### Recorded information:
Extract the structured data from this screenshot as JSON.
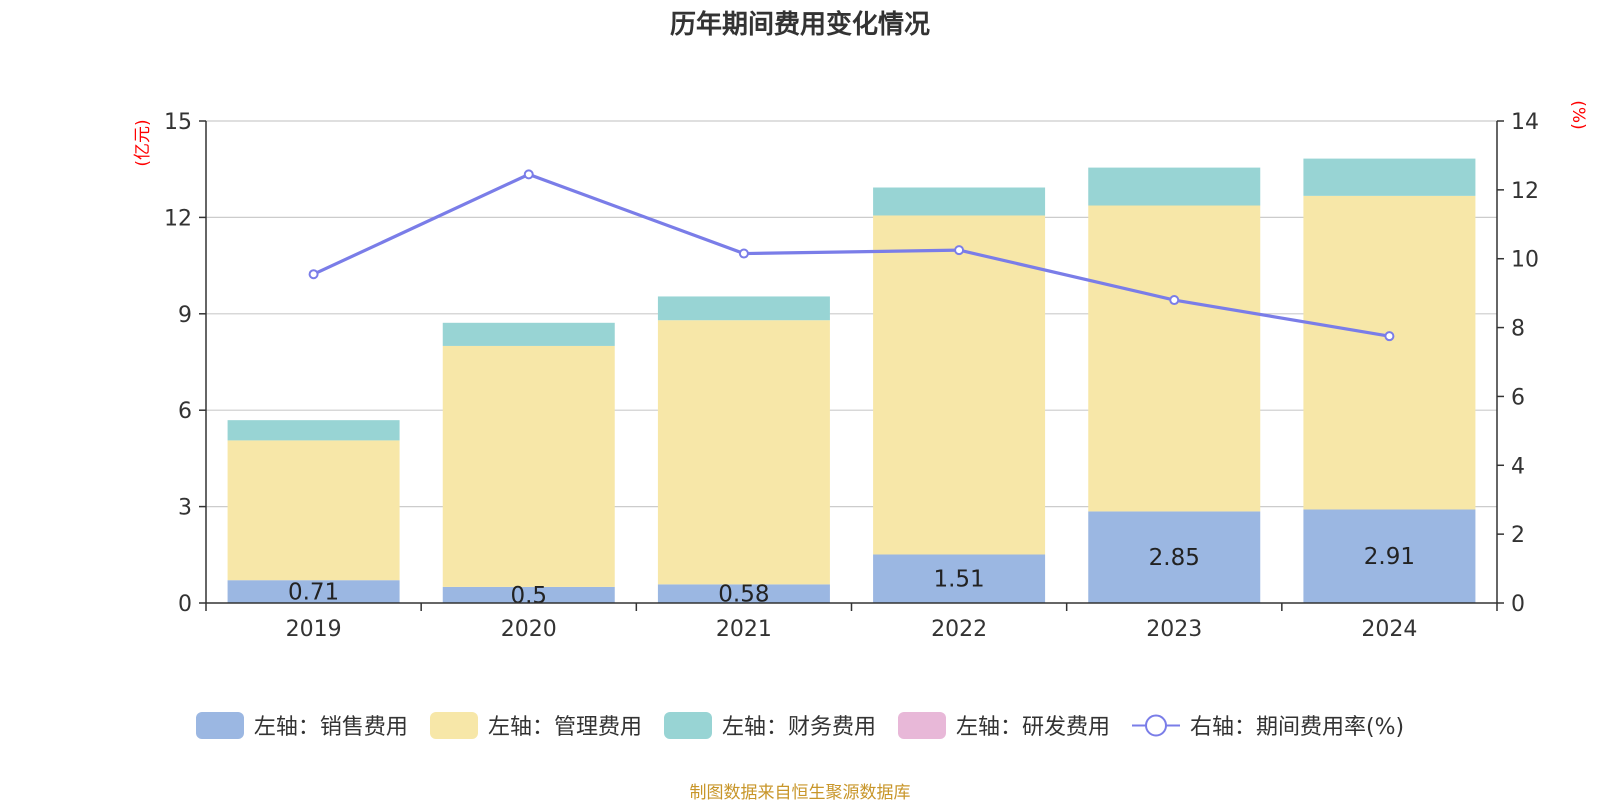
{
  "chart_data": {
    "type": "bar",
    "title": "历年期间费用变化情况",
    "categories": [
      "2019",
      "2020",
      "2021",
      "2022",
      "2023",
      "2024"
    ],
    "left_axis": {
      "unit_label": "(亿元)",
      "range": [
        0,
        15
      ],
      "ticks": [
        "0",
        "3",
        "6",
        "9",
        "12",
        "15"
      ]
    },
    "right_axis": {
      "unit_label": "(%)",
      "range": [
        0,
        14
      ],
      "ticks": [
        "0",
        "2",
        "4",
        "6",
        "8",
        "10",
        "12",
        "14"
      ]
    },
    "grid": true,
    "stacked": true,
    "series": [
      {
        "name": "左轴：销售费用",
        "axis": "left",
        "color": "#9bb7e2",
        "values": [
          0.71,
          0.5,
          0.58,
          1.51,
          2.85,
          2.91
        ],
        "data_labels": [
          "0.71",
          "0.5",
          "0.58",
          "1.51",
          "2.85",
          "2.91"
        ]
      },
      {
        "name": "左轴：管理费用",
        "axis": "left",
        "color": "#f7e7a8",
        "values": [
          4.35,
          7.5,
          8.22,
          10.55,
          9.52,
          9.76
        ]
      },
      {
        "name": "左轴：财务费用",
        "axis": "left",
        "color": "#98d4d4",
        "values": [
          0.63,
          0.72,
          0.74,
          0.87,
          1.18,
          1.16
        ]
      },
      {
        "name": "左轴：研发费用",
        "axis": "left",
        "color": "#e8b8d8",
        "values": [
          0,
          0,
          0,
          0,
          0,
          0
        ]
      },
      {
        "name": "右轴：期间费用率(%)",
        "axis": "right",
        "type": "line",
        "color": "#7a7de8",
        "values": [
          9.55,
          12.45,
          10.15,
          10.25,
          8.8,
          7.75
        ]
      }
    ],
    "legend_position": "bottom",
    "source": "制图数据来自恒生聚源数据库"
  }
}
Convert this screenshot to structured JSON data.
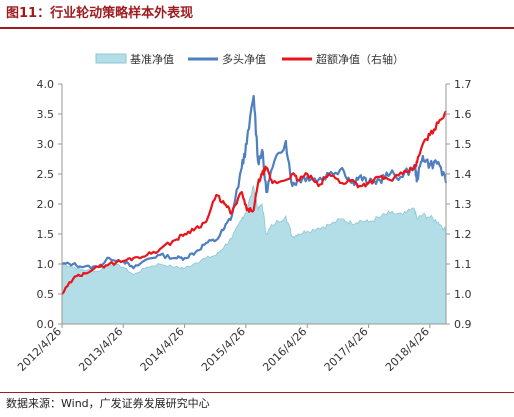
{
  "figure": {
    "title": "图11：行业轮动策略样本外表现",
    "source": "数据来源：Wind，广发证券发展研究中心"
  },
  "colors": {
    "title": "#9e1b1f",
    "benchmark_fill": "#b3dde7",
    "benchmark_stroke": "#8fc6d4",
    "long_only": "#4f7fbe",
    "excess": "#e8151c",
    "axis": "#999999",
    "text": "#333333"
  },
  "chart_data": {
    "type": "line",
    "legend": {
      "position": "top",
      "entries": [
        "基准净值",
        "多头净值",
        "超额净值（右轴）"
      ]
    },
    "x_ticks": [
      "2012/4/26",
      "2013/4/26",
      "2014/4/26",
      "2015/4/26",
      "2016/4/26",
      "2017/4/26",
      "2018/4/26"
    ],
    "x_range": [
      "2012-04-26",
      "2018-07-31"
    ],
    "y_left": {
      "ticks": [
        "0.0",
        "0.5",
        "1.0",
        "1.5",
        "2.0",
        "2.5",
        "3.0",
        "3.5",
        "4.0"
      ],
      "lim": [
        0,
        4
      ]
    },
    "y_right": {
      "ticks": [
        "0.9",
        "1.0",
        "1.1",
        "1.2",
        "1.3",
        "1.4",
        "1.5",
        "1.6",
        "1.7"
      ],
      "lim": [
        0.9,
        1.7
      ]
    },
    "grid": false,
    "series": [
      {
        "name": "基准净值",
        "type": "area",
        "axis": "left",
        "x": [
          "2012-04-26",
          "2012-07-01",
          "2012-09-01",
          "2012-12-01",
          "2013-02-01",
          "2013-04-26",
          "2013-06-25",
          "2013-09-15",
          "2013-12-01",
          "2014-03-01",
          "2014-04-26",
          "2014-07-01",
          "2014-09-01",
          "2014-11-01",
          "2014-12-20",
          "2015-02-01",
          "2015-04-01",
          "2015-05-01",
          "2015-06-12",
          "2015-07-08",
          "2015-08-01",
          "2015-08-26",
          "2015-10-01",
          "2015-12-20",
          "2016-01-28",
          "2016-03-01",
          "2016-04-26",
          "2016-07-01",
          "2016-09-01",
          "2016-11-20",
          "2017-01-15",
          "2017-03-01",
          "2017-04-26",
          "2017-07-01",
          "2017-09-01",
          "2017-11-15",
          "2018-01-24",
          "2018-02-09",
          "2018-03-15",
          "2018-04-26",
          "2018-06-15",
          "2018-07-31"
        ],
        "values": [
          1.0,
          0.95,
          0.9,
          0.88,
          1.0,
          0.95,
          0.82,
          0.95,
          1.0,
          0.95,
          0.93,
          1.02,
          1.1,
          1.15,
          1.3,
          1.42,
          1.75,
          1.9,
          2.3,
          1.9,
          2.0,
          1.5,
          1.65,
          1.8,
          1.45,
          1.5,
          1.55,
          1.6,
          1.65,
          1.75,
          1.68,
          1.72,
          1.7,
          1.78,
          1.85,
          1.82,
          1.92,
          1.75,
          1.82,
          1.78,
          1.7,
          1.55
        ]
      },
      {
        "name": "多头净值",
        "type": "line",
        "axis": "left",
        "x": [
          "2012-04-26",
          "2012-07-01",
          "2012-09-01",
          "2012-12-01",
          "2013-02-01",
          "2013-04-26",
          "2013-06-25",
          "2013-09-15",
          "2013-12-01",
          "2014-03-01",
          "2014-04-26",
          "2014-07-01",
          "2014-09-01",
          "2014-11-01",
          "2014-12-20",
          "2015-02-01",
          "2015-04-01",
          "2015-05-01",
          "2015-06-12",
          "2015-07-08",
          "2015-08-01",
          "2015-08-26",
          "2015-10-01",
          "2015-12-20",
          "2016-01-28",
          "2016-03-01",
          "2016-04-26",
          "2016-07-01",
          "2016-09-01",
          "2016-11-20",
          "2017-01-15",
          "2017-03-01",
          "2017-04-26",
          "2017-07-01",
          "2017-09-01",
          "2017-11-15",
          "2018-01-24",
          "2018-02-09",
          "2018-03-15",
          "2018-04-26",
          "2018-06-15",
          "2018-07-31"
        ],
        "values": [
          1.0,
          1.0,
          0.95,
          0.95,
          1.1,
          1.05,
          0.93,
          1.08,
          1.15,
          1.1,
          1.1,
          1.2,
          1.35,
          1.4,
          1.6,
          1.8,
          2.6,
          3.0,
          3.8,
          2.7,
          2.9,
          2.2,
          2.6,
          3.05,
          2.3,
          2.4,
          2.45,
          2.4,
          2.5,
          2.6,
          2.35,
          2.45,
          2.35,
          2.4,
          2.5,
          2.45,
          2.65,
          2.4,
          2.8,
          2.65,
          2.7,
          2.35
        ]
      },
      {
        "name": "超额净值（右轴）",
        "type": "line",
        "axis": "right",
        "x": [
          "2012-04-26",
          "2012-07-01",
          "2012-09-01",
          "2012-12-01",
          "2013-02-01",
          "2013-04-26",
          "2013-06-25",
          "2013-09-15",
          "2013-12-01",
          "2014-03-01",
          "2014-04-26",
          "2014-07-01",
          "2014-09-01",
          "2014-11-01",
          "2014-12-20",
          "2015-02-01",
          "2015-04-01",
          "2015-05-01",
          "2015-06-12",
          "2015-07-08",
          "2015-08-01",
          "2015-08-26",
          "2015-10-01",
          "2015-12-20",
          "2016-01-28",
          "2016-03-01",
          "2016-04-26",
          "2016-07-01",
          "2016-09-01",
          "2016-11-20",
          "2017-01-15",
          "2017-03-01",
          "2017-04-26",
          "2017-07-01",
          "2017-09-01",
          "2017-11-15",
          "2018-01-24",
          "2018-02-09",
          "2018-03-15",
          "2018-04-26",
          "2018-06-15",
          "2018-07-31"
        ],
        "values": [
          1.0,
          1.05,
          1.07,
          1.09,
          1.1,
          1.11,
          1.12,
          1.13,
          1.15,
          1.18,
          1.2,
          1.22,
          1.24,
          1.33,
          1.3,
          1.27,
          1.34,
          1.28,
          1.28,
          1.37,
          1.4,
          1.42,
          1.37,
          1.38,
          1.4,
          1.38,
          1.4,
          1.36,
          1.4,
          1.37,
          1.38,
          1.36,
          1.37,
          1.39,
          1.38,
          1.4,
          1.42,
          1.44,
          1.5,
          1.53,
          1.57,
          1.61
        ]
      }
    ]
  }
}
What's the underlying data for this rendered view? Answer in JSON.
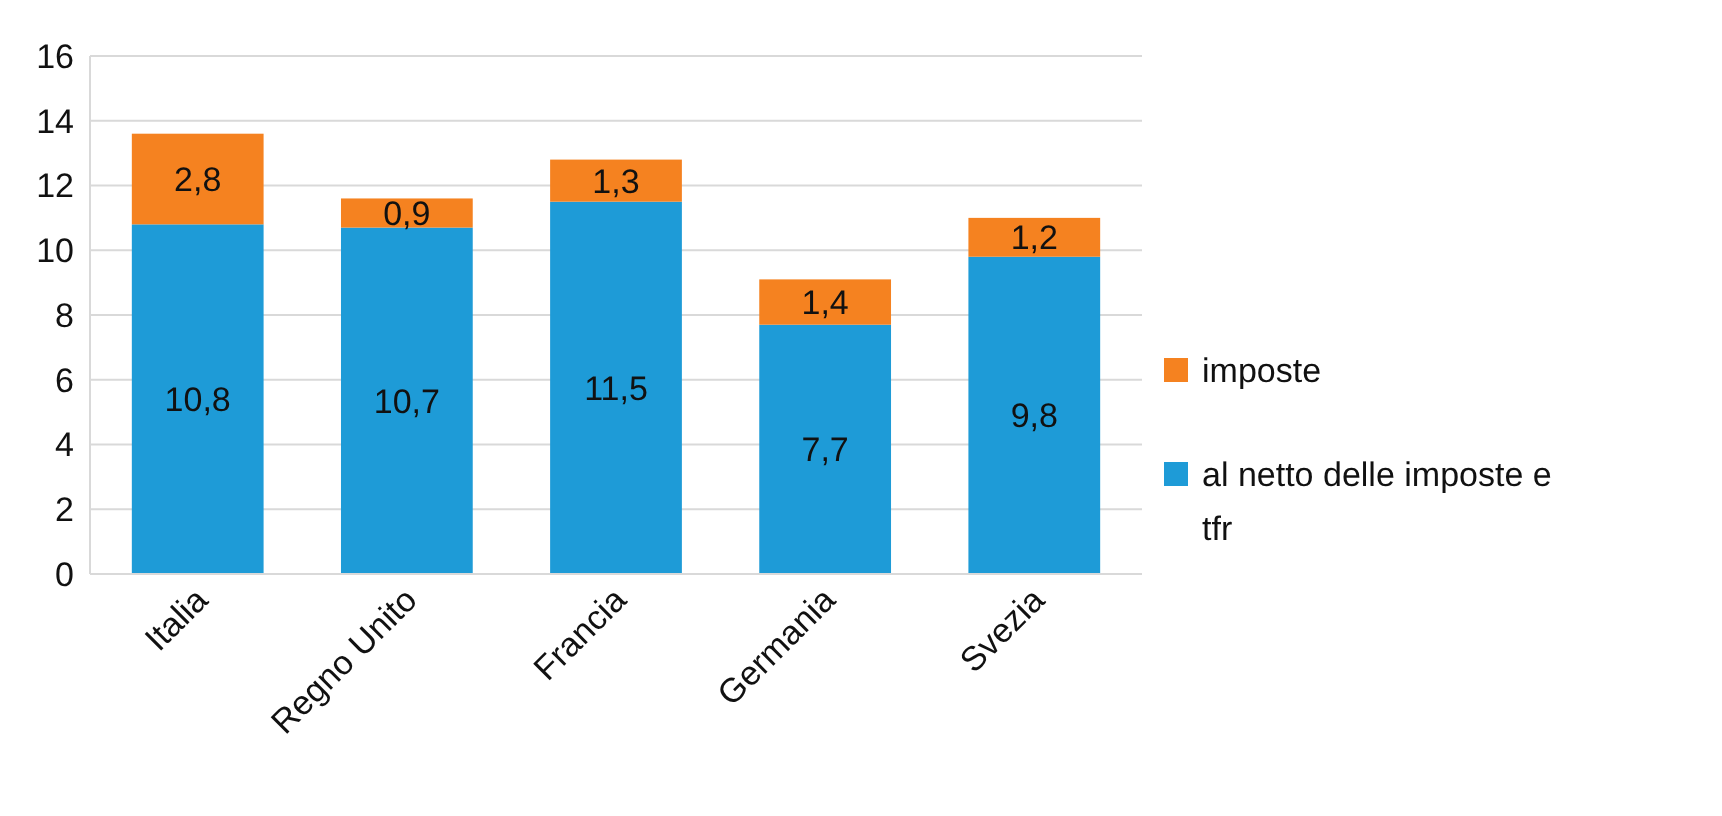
{
  "chart_data": {
    "type": "bar",
    "stacked": true,
    "categories": [
      "Italia",
      "Regno Unito",
      "Francia",
      "Germania",
      "Svezia"
    ],
    "series": [
      {
        "name": "al netto delle imposte e tfr",
        "color": "#1e9bd7",
        "values": [
          10.8,
          10.7,
          11.5,
          7.7,
          9.8
        ],
        "value_labels": [
          "10,8",
          "10,7",
          "11,5",
          "7,7",
          "9,8"
        ]
      },
      {
        "name": "imposte",
        "color": "#f58220",
        "values": [
          2.8,
          0.9,
          1.3,
          1.4,
          1.2
        ],
        "value_labels": [
          "2,8",
          "0,9",
          "1,3",
          "1,4",
          "1,2"
        ]
      }
    ],
    "ylim": [
      0,
      16
    ],
    "yticks": [
      0,
      2,
      4,
      6,
      8,
      10,
      12,
      14,
      16
    ],
    "grid": "y",
    "legend": "right"
  }
}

### Given instruction:
Gather each line in the data that holds the string "title".

### Complete response:
    "title": "历年期间费用变化情况",
    "title": "图11：行业轮动策略样本外表现",
    "title": "#9e1b1f",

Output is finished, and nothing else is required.